Task objective.
Search the records that follow and extract every line containing the string "Königstraße".

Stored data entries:

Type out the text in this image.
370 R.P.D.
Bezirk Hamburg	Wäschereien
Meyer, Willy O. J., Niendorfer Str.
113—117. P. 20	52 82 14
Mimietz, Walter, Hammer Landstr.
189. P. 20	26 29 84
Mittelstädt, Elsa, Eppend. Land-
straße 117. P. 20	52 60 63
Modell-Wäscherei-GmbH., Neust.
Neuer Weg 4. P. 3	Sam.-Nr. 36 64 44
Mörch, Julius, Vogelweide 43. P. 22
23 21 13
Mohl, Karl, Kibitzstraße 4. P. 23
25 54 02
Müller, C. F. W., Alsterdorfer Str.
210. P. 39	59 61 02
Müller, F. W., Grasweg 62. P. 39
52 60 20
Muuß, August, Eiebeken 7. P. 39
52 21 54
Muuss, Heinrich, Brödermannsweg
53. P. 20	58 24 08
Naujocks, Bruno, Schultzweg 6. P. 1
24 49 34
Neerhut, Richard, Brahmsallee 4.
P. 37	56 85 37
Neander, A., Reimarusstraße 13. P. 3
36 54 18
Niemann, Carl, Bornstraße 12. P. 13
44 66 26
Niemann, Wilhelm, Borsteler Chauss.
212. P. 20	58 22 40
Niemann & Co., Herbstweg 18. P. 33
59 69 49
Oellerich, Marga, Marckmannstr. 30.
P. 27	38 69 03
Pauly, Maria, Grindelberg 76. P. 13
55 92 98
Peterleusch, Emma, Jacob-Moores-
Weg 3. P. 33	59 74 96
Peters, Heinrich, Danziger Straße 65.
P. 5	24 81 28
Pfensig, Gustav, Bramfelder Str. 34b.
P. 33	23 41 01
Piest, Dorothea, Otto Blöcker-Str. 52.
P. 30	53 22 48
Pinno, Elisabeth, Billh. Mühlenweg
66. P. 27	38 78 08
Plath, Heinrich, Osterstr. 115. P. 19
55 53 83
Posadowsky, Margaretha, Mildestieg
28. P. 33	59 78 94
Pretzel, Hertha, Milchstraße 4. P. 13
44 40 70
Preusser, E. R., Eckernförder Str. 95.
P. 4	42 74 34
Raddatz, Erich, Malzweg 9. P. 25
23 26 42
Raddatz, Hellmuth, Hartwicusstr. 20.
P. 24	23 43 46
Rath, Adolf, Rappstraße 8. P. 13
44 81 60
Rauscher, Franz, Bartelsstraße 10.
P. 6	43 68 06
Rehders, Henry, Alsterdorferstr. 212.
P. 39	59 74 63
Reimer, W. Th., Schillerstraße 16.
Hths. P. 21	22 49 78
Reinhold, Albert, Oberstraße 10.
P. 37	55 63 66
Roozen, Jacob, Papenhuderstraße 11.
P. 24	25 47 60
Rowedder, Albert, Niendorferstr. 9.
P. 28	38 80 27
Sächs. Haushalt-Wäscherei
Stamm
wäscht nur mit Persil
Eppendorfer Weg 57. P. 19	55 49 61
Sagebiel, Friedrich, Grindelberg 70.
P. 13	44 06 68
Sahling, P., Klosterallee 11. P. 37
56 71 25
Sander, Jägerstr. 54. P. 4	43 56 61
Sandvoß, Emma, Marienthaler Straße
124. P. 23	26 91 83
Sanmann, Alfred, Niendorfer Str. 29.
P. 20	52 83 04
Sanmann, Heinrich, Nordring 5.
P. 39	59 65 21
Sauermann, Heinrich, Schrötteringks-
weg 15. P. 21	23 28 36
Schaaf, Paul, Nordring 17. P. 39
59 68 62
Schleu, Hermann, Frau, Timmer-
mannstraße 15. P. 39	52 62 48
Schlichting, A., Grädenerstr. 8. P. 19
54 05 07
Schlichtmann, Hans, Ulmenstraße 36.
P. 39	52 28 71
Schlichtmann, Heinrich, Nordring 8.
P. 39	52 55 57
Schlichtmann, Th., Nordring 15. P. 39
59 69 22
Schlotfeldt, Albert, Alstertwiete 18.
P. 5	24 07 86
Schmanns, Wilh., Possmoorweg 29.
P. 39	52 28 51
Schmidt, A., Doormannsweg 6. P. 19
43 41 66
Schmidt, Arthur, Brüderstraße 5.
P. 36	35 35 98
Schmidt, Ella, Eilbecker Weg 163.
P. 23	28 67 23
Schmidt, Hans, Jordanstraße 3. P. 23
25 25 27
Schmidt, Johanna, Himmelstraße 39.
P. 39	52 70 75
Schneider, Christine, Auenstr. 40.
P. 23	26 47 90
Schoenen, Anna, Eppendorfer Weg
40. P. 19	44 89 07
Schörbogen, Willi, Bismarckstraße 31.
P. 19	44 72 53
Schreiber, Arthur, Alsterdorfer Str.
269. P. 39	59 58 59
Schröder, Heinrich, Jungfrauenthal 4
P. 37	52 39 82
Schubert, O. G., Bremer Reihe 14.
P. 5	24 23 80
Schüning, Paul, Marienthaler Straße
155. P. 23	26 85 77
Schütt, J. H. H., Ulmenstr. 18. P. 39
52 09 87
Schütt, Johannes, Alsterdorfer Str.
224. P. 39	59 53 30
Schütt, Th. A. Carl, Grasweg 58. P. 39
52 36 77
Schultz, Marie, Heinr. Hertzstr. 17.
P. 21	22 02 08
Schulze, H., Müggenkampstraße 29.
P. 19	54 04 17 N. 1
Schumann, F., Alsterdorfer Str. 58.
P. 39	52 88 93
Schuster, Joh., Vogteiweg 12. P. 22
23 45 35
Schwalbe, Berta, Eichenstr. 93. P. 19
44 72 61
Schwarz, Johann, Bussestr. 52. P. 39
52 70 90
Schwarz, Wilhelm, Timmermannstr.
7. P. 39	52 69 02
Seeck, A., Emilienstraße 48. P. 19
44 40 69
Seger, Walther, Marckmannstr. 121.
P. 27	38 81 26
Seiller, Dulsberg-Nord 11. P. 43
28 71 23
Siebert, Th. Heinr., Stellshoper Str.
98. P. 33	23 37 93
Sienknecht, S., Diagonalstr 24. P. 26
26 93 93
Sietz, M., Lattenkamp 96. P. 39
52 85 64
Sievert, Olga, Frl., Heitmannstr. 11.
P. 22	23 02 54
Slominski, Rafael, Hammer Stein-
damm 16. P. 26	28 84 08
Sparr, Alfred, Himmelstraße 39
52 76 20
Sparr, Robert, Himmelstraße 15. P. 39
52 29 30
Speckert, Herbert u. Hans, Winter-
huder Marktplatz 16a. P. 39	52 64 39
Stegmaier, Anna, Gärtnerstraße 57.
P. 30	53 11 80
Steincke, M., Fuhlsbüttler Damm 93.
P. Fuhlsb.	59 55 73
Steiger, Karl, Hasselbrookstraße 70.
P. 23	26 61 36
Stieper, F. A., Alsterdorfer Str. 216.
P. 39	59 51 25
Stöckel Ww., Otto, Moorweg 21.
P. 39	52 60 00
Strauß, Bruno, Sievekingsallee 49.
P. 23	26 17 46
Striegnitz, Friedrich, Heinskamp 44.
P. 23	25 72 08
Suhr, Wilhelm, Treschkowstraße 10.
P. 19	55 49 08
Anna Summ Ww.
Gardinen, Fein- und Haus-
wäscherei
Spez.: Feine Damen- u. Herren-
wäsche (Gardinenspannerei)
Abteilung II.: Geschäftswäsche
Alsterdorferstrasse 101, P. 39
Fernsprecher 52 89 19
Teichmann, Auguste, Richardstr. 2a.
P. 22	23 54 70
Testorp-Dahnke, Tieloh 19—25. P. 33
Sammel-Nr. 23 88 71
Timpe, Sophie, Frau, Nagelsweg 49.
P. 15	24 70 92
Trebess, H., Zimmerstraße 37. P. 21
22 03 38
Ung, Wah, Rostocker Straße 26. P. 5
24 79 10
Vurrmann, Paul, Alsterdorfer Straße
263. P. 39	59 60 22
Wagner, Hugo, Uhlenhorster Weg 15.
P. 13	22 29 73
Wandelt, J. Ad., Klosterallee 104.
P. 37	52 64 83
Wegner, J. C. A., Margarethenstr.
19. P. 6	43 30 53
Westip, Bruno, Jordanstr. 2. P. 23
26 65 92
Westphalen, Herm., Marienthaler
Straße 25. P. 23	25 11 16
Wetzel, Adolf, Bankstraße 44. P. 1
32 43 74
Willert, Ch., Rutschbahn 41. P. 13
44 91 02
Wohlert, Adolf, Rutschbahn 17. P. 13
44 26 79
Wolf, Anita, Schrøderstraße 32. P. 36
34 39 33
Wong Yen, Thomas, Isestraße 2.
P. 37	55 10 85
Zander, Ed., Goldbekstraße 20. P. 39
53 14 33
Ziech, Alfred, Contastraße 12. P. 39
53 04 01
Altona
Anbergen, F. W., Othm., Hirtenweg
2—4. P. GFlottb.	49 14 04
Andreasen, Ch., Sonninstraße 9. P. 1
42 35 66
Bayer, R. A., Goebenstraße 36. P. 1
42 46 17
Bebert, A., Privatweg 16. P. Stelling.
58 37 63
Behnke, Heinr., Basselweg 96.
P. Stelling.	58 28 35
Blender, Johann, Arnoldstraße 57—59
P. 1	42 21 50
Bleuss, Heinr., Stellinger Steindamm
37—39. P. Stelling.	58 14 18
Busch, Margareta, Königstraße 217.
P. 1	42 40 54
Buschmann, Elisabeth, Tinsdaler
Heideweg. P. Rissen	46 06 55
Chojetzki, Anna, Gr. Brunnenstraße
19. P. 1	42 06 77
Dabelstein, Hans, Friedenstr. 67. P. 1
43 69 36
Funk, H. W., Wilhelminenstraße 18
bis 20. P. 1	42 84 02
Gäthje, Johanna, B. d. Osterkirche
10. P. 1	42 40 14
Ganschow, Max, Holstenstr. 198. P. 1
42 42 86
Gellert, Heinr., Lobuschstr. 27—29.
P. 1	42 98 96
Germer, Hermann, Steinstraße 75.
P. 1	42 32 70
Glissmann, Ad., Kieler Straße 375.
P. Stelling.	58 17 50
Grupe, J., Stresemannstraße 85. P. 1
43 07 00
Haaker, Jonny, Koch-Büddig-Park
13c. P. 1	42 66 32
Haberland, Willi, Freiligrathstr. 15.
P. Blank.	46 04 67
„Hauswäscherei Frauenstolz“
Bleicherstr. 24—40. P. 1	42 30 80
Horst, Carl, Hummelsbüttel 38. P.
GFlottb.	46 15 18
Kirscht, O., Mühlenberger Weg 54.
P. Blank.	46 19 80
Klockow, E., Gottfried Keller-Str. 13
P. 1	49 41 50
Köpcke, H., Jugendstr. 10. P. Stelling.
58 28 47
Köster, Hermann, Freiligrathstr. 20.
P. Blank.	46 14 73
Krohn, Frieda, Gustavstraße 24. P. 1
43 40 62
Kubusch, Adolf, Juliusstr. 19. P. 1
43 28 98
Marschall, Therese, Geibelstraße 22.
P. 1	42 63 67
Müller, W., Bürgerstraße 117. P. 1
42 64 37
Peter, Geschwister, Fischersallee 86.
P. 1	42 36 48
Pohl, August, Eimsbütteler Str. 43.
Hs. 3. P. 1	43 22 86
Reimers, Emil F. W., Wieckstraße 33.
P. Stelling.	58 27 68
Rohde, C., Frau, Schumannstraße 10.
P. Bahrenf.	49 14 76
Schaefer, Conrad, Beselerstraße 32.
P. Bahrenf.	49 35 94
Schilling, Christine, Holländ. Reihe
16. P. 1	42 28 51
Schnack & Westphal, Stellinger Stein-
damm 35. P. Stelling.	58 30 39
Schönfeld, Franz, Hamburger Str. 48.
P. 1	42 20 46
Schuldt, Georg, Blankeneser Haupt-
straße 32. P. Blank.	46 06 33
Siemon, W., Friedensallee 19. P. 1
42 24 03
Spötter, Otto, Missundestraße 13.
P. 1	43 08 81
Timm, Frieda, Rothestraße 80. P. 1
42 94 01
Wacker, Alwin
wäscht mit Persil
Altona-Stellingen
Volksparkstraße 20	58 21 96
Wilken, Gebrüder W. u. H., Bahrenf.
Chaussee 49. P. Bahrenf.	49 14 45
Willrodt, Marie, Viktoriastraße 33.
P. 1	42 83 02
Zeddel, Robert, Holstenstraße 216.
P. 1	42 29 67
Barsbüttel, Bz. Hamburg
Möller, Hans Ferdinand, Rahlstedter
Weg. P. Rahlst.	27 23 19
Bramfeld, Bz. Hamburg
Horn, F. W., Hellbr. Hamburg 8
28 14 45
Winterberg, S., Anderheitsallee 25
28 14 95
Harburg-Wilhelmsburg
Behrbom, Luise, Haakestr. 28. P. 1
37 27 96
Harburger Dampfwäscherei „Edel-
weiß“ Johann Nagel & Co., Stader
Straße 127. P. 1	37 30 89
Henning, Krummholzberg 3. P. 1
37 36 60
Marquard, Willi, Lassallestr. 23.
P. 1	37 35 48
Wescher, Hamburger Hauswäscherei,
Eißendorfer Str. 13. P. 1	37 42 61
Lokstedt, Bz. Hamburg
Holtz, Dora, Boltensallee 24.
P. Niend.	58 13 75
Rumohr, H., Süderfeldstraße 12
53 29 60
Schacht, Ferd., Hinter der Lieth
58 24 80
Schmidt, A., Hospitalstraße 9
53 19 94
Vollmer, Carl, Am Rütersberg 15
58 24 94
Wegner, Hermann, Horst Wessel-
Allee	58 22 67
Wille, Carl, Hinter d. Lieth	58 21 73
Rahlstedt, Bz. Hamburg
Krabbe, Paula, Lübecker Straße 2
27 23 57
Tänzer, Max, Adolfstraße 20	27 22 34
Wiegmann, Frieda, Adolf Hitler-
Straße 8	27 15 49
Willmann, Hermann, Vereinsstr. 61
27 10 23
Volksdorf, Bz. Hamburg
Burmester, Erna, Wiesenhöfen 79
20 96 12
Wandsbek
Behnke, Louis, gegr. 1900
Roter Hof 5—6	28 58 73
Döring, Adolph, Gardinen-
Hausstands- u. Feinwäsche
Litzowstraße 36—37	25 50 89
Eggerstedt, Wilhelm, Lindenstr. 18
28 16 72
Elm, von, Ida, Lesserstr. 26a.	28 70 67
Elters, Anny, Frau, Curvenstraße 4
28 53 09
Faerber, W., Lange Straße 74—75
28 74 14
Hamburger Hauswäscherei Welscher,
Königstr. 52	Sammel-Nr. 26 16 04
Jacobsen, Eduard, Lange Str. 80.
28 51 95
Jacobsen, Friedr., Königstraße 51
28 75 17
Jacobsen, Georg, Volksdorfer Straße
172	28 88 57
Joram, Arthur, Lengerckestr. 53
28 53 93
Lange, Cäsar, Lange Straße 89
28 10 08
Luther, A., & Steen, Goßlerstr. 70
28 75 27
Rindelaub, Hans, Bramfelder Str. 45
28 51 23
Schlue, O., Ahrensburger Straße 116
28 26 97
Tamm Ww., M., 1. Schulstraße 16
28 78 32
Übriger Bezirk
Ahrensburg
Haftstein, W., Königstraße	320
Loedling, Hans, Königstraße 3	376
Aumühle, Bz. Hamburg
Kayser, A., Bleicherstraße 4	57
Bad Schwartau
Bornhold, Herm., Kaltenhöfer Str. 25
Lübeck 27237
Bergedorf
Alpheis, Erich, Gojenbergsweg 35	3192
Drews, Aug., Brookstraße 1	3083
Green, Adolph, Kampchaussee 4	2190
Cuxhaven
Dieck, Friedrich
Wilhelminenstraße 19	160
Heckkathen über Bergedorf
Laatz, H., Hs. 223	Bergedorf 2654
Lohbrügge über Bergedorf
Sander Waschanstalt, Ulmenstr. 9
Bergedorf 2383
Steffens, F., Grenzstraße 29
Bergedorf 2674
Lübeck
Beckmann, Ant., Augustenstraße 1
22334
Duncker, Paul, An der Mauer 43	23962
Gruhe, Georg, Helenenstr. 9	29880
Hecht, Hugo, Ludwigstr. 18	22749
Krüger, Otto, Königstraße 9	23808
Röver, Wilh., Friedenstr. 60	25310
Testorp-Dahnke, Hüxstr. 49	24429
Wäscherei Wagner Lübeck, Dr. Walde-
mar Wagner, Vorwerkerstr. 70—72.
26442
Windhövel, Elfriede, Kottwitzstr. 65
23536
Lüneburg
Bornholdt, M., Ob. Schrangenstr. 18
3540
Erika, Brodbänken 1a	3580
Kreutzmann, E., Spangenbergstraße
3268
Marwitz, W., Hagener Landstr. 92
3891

The reply.
Busch, Margareta, Königstraße 217.
Jacobsen, Friedr., Königstraße 51
Haftstein, W., Königstraße	320
Loedling, Hans, Königstraße 3	376
Krüger, Otto, Königstraße 9	23808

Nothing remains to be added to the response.